Records contained in a dataset:
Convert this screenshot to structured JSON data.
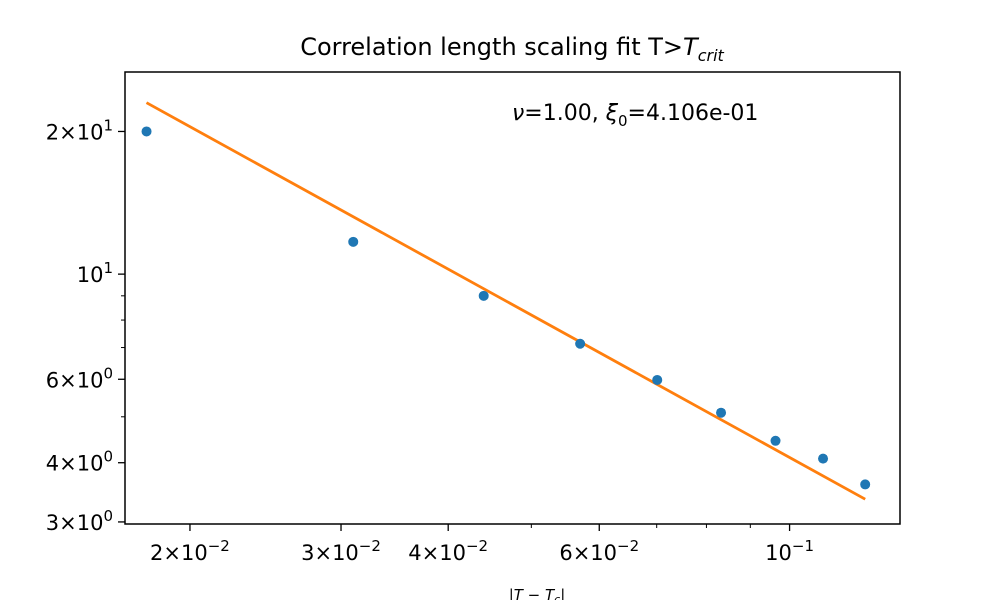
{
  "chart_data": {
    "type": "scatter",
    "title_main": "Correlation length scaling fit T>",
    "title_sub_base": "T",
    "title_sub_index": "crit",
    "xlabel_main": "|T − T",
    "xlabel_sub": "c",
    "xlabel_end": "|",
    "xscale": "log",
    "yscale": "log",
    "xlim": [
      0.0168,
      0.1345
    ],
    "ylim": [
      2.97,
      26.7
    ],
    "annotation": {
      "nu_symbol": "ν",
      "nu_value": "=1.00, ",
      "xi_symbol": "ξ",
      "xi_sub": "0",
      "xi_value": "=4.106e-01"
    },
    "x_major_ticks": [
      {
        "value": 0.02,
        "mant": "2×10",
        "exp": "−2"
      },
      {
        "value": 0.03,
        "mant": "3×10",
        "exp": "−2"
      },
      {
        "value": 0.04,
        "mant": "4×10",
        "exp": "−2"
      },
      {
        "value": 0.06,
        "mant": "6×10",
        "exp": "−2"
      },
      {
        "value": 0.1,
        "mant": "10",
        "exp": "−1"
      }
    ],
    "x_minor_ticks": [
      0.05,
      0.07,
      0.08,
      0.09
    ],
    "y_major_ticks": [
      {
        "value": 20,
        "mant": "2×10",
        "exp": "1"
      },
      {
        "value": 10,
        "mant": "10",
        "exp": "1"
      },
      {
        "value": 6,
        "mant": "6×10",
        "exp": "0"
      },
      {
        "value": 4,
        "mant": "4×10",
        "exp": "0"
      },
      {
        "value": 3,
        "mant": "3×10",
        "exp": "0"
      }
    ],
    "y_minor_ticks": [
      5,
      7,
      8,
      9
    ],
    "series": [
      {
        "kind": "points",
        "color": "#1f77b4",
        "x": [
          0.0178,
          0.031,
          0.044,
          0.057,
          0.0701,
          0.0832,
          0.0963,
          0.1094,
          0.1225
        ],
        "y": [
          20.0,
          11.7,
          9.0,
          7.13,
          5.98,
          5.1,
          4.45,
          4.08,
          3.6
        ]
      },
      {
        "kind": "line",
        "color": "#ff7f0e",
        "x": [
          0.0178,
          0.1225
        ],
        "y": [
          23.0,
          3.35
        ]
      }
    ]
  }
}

- [Set exercise]:
The records above are to be reproduced exactly; the pictures are to be left out.

- [Written response]:
Convert this screenshot to structured JSON data.
{
  "chart_data": {
    "type": "scatter",
    "title_main": "Correlation length scaling fit T>",
    "title_sub_base": "T",
    "title_sub_index": "crit",
    "xlabel_main": "|T − T",
    "xlabel_sub": "c",
    "xlabel_end": "|",
    "xscale": "log",
    "yscale": "log",
    "xlim": [
      0.0168,
      0.1345
    ],
    "ylim": [
      2.97,
      26.7
    ],
    "annotation": {
      "nu_symbol": "ν",
      "nu_value": "=1.00, ",
      "xi_symbol": "ξ",
      "xi_sub": "0",
      "xi_value": "=4.106e-01"
    },
    "x_major_ticks": [
      {
        "value": 0.02,
        "mant": "2×10",
        "exp": "−2"
      },
      {
        "value": 0.03,
        "mant": "3×10",
        "exp": "−2"
      },
      {
        "value": 0.04,
        "mant": "4×10",
        "exp": "−2"
      },
      {
        "value": 0.06,
        "mant": "6×10",
        "exp": "−2"
      },
      {
        "value": 0.1,
        "mant": "10",
        "exp": "−1"
      }
    ],
    "x_minor_ticks": [
      0.05,
      0.07,
      0.08,
      0.09
    ],
    "y_major_ticks": [
      {
        "value": 20,
        "mant": "2×10",
        "exp": "1"
      },
      {
        "value": 10,
        "mant": "10",
        "exp": "1"
      },
      {
        "value": 6,
        "mant": "6×10",
        "exp": "0"
      },
      {
        "value": 4,
        "mant": "4×10",
        "exp": "0"
      },
      {
        "value": 3,
        "mant": "3×10",
        "exp": "0"
      }
    ],
    "y_minor_ticks": [
      5,
      7,
      8,
      9
    ],
    "series": [
      {
        "kind": "points",
        "color": "#1f77b4",
        "x": [
          0.0178,
          0.031,
          0.044,
          0.057,
          0.0701,
          0.0832,
          0.0963,
          0.1094,
          0.1225
        ],
        "y": [
          20.0,
          11.7,
          9.0,
          7.13,
          5.98,
          5.1,
          4.45,
          4.08,
          3.6
        ]
      },
      {
        "kind": "line",
        "color": "#ff7f0e",
        "x": [
          0.0178,
          0.1225
        ],
        "y": [
          23.0,
          3.35
        ]
      }
    ]
  }
}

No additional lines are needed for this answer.